**Directions for this task**
Exact repetition of every entry is required.

==== Given records ====

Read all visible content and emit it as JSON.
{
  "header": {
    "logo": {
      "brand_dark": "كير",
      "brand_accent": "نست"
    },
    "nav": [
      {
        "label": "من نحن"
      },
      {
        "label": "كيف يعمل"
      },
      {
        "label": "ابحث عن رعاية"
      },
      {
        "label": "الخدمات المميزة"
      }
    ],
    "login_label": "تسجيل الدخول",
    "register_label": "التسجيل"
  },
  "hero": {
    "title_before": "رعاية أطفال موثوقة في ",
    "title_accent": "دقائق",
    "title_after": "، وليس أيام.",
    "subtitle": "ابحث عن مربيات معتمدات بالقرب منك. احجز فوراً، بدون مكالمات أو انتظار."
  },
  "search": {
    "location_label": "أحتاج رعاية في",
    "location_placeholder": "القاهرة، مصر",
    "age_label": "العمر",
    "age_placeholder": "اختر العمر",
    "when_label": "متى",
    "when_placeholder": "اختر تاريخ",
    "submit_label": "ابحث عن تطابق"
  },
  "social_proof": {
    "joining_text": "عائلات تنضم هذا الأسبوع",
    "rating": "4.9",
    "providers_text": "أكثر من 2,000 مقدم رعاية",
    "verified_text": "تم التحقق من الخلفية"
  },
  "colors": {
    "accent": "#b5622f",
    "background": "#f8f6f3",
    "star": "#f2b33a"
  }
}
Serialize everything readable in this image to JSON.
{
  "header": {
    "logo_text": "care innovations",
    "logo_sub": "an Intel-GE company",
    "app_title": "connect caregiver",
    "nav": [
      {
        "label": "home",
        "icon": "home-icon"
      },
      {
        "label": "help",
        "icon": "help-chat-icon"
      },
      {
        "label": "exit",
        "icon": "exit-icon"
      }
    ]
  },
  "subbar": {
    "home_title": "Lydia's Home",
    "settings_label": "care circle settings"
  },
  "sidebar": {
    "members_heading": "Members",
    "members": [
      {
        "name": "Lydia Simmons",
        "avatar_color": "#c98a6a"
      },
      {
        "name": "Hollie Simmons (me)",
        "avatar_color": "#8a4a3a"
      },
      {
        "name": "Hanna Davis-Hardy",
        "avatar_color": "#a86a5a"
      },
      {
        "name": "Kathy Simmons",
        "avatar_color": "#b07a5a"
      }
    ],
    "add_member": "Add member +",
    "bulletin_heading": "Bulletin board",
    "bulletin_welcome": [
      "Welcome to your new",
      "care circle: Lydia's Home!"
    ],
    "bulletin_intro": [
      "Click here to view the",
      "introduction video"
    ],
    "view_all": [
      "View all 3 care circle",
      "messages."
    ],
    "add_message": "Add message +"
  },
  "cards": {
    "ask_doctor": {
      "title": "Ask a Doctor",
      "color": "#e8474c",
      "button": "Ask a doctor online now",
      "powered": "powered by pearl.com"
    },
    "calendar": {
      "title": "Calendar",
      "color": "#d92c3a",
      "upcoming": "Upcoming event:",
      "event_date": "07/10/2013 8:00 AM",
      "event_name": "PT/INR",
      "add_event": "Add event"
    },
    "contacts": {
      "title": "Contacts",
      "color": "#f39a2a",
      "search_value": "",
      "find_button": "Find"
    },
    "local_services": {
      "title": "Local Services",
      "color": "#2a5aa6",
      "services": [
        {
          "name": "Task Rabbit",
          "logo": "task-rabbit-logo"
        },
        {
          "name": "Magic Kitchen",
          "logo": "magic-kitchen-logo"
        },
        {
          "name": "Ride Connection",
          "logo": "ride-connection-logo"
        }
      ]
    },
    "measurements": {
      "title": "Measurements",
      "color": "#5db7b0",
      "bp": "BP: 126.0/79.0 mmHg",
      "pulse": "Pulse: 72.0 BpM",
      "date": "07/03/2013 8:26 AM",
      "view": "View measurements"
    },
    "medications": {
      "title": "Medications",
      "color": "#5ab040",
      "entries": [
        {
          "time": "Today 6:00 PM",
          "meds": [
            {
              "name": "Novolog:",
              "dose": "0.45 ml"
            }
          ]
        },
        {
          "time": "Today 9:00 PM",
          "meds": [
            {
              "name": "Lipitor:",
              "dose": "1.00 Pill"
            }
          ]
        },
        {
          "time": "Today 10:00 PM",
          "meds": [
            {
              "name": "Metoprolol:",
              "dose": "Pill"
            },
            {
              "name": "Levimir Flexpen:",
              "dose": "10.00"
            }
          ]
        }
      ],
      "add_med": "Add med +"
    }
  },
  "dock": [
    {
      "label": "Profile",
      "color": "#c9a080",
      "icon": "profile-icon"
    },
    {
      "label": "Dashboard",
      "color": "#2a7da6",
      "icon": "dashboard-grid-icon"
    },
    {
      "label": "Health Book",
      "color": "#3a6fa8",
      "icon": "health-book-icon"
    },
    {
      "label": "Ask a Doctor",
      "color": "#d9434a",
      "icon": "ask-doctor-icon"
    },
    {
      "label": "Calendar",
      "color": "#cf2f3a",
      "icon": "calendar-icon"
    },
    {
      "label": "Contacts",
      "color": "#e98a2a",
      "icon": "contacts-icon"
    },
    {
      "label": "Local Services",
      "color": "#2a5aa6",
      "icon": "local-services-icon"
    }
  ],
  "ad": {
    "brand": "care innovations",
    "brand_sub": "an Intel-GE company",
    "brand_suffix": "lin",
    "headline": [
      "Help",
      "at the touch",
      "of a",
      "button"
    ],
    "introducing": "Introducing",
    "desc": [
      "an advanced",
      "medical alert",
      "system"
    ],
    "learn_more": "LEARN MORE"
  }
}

====

**In response**
Read all visible content and emit it as JSON.
{
  "header": {
    "logo": {
      "brand_dark": "كير",
      "brand_accent": "نست"
    },
    "nav": [
      {
        "label": "من نحن"
      },
      {
        "label": "كيف يعمل"
      },
      {
        "label": "ابحث عن رعاية"
      },
      {
        "label": "الخدمات المميزة"
      }
    ],
    "login_label": "تسجيل الدخول",
    "register_label": "التسجيل"
  },
  "hero": {
    "title_before": "رعاية أطفال موثوقة في ",
    "title_accent": "دقائق",
    "title_after": "، وليس أيام.",
    "subtitle": "ابحث عن مربيات معتمدات بالقرب منك. احجز فوراً، بدون مكالمات أو انتظار."
  },
  "search": {
    "location_label": "أحتاج رعاية في",
    "location_placeholder": "القاهرة، مصر",
    "age_label": "العمر",
    "age_placeholder": "اختر العمر",
    "when_label": "متى",
    "when_placeholder": "اختر تاريخ",
    "submit_label": "ابحث عن تطابق"
  },
  "social_proof": {
    "joining_text": "عائلات تنضم هذا الأسبوع",
    "rating": "4.9",
    "providers_text": "أكثر من 2,000 مقدم رعاية",
    "verified_text": "تم التحقق من الخلفية"
  },
  "colors": {
    "accent": "#b5622f",
    "background": "#f8f6f3",
    "star": "#f2b33a"
  }
}
Serialize everything readable in this image to JSON.
{
  "header": {
    "logo_text": "care innovations",
    "logo_sub": "an Intel-GE company",
    "app_title": "connect caregiver",
    "nav": [
      {
        "label": "home",
        "icon": "home-icon"
      },
      {
        "label": "help",
        "icon": "help-chat-icon"
      },
      {
        "label": "exit",
        "icon": "exit-icon"
      }
    ]
  },
  "subbar": {
    "home_title": "Lydia's Home",
    "settings_label": "care circle settings"
  },
  "sidebar": {
    "members_heading": "Members",
    "members": [
      {
        "name": "Lydia Simmons",
        "avatar_color": "#c98a6a"
      },
      {
        "name": "Hollie Simmons (me)",
        "avatar_color": "#8a4a3a"
      },
      {
        "name": "Hanna Davis-Hardy",
        "avatar_color": "#a86a5a"
      },
      {
        "name": "Kathy Simmons",
        "avatar_color": "#b07a5a"
      }
    ],
    "add_member": "Add member +",
    "bulletin_heading": "Bulletin board",
    "bulletin_welcome": [
      "Welcome to your new",
      "care circle: Lydia's Home!"
    ],
    "bulletin_intro": [
      "Click here to view the",
      "introduction video"
    ],
    "view_all": [
      "View all 3 care circle",
      "messages."
    ],
    "add_message": "Add message +"
  },
  "cards": {
    "ask_doctor": {
      "title": "Ask a Doctor",
      "color": "#e8474c",
      "button": "Ask a doctor online now",
      "powered": "powered by pearl.com"
    },
    "calendar": {
      "title": "Calendar",
      "color": "#d92c3a",
      "upcoming": "Upcoming event:",
      "event_date": "07/10/2013 8:00 AM",
      "event_name": "PT/INR",
      "add_event": "Add event"
    },
    "contacts": {
      "title": "Contacts",
      "color": "#f39a2a",
      "search_value": "",
      "find_button": "Find"
    },
    "local_services": {
      "title": "Local Services",
      "color": "#2a5aa6",
      "services": [
        {
          "name": "Task Rabbit",
          "logo": "task-rabbit-logo"
        },
        {
          "name": "Magic Kitchen",
          "logo": "magic-kitchen-logo"
        },
        {
          "name": "Ride Connection",
          "logo": "ride-connection-logo"
        }
      ]
    },
    "measurements": {
      "title": "Measurements",
      "color": "#5db7b0",
      "bp": "BP: 126.0/79.0 mmHg",
      "pulse": "Pulse: 72.0 BpM",
      "date": "07/03/2013 8:26 AM",
      "view": "View measurements"
    },
    "medications": {
      "title": "Medications",
      "color": "#5ab040",
      "entries": [
        {
          "time": "Today 6:00 PM",
          "meds": [
            {
              "name": "Novolog:",
              "dose": "0.45 ml"
            }
          ]
        },
        {
          "time": "Today 9:00 PM",
          "meds": [
            {
              "name": "Lipitor:",
              "dose": "1.00 Pill"
            }
          ]
        },
        {
          "time": "Today 10:00 PM",
          "meds": [
            {
              "name": "Metoprolol:",
              "dose": "Pill"
            },
            {
              "name": "Levimir Flexpen:",
              "dose": "10.00"
            }
          ]
        }
      ],
      "add_med": "Add med +"
    }
  },
  "dock": [
    {
      "label": "Profile",
      "color": "#c9a080",
      "icon": "profile-icon"
    },
    {
      "label": "Dashboard",
      "color": "#2a7da6",
      "icon": "dashboard-grid-icon"
    },
    {
      "label": "Health Book",
      "color": "#3a6fa8",
      "icon": "health-book-icon"
    },
    {
      "label": "Ask a Doctor",
      "color": "#d9434a",
      "icon": "ask-doctor-icon"
    },
    {
      "label": "Calendar",
      "color": "#cf2f3a",
      "icon": "calendar-icon"
    },
    {
      "label": "Contacts",
      "color": "#e98a2a",
      "icon": "contacts-icon"
    },
    {
      "label": "Local Services",
      "color": "#2a5aa6",
      "icon": "local-services-icon"
    }
  ],
  "ad": {
    "brand": "care innovations",
    "brand_sub": "an Intel-GE company",
    "brand_suffix": "lin",
    "headline": [
      "Help",
      "at the touch",
      "of a",
      "button"
    ],
    "introducing": "Introducing",
    "desc": [
      "an advanced",
      "medical alert",
      "system"
    ],
    "learn_more": "LEARN MORE"
  }
}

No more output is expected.